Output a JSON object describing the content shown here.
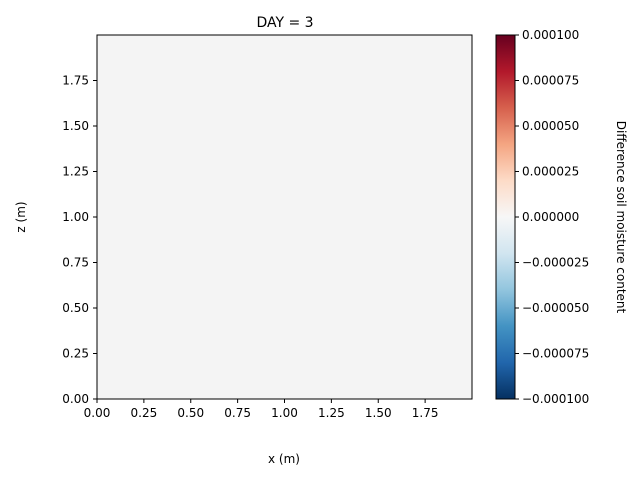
{
  "chart_data": {
    "type": "heatmap",
    "title": "DAY = 3",
    "xlabel": "x (m)",
    "ylabel": "z (m)",
    "xlim": [
      0,
      2.0
    ],
    "ylim": [
      0,
      2.0
    ],
    "xticks": [
      0.0,
      0.25,
      0.5,
      0.75,
      1.0,
      1.25,
      1.5,
      1.75
    ],
    "yticks": [
      0.0,
      0.25,
      0.5,
      0.75,
      1.0,
      1.25,
      1.5,
      1.75
    ],
    "x_tick_labels": [
      "0.00",
      "0.25",
      "0.50",
      "0.75",
      "1.00",
      "1.25",
      "1.50",
      "1.75"
    ],
    "y_tick_labels": [
      "0.00",
      "0.25",
      "0.50",
      "0.75",
      "1.00",
      "1.25",
      "1.50",
      "1.75"
    ],
    "field_value": 0.0,
    "field_color": "#f4f4f4",
    "colorbar": {
      "label": "Difference soil moisture content",
      "colormap": "RdBu_r",
      "vmin": -0.0001,
      "vmax": 0.0001,
      "ticks": [
        -0.0001,
        -7.5e-05,
        -5e-05,
        -2.5e-05,
        0.0,
        2.5e-05,
        5e-05,
        7.5e-05,
        0.0001
      ],
      "tick_labels": [
        "−0.000100",
        "−0.000075",
        "−0.000050",
        "−0.000025",
        "0.000000",
        "0.000025",
        "0.000050",
        "0.000075",
        "0.000100"
      ],
      "gradient_stops": [
        "#053061",
        "#2166ac",
        "#4393c3",
        "#92c5de",
        "#d1e5f0",
        "#f7f7f7",
        "#fddbc7",
        "#f4a582",
        "#d6604d",
        "#b2182b",
        "#67001f"
      ]
    }
  }
}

● ● ● ● ●

- Given instruction: For each line in the data above that contains the string "content", extract the line.

- Finished task:
Output a JSON object describing the content shown here.
      "label": "Difference soil moisture content",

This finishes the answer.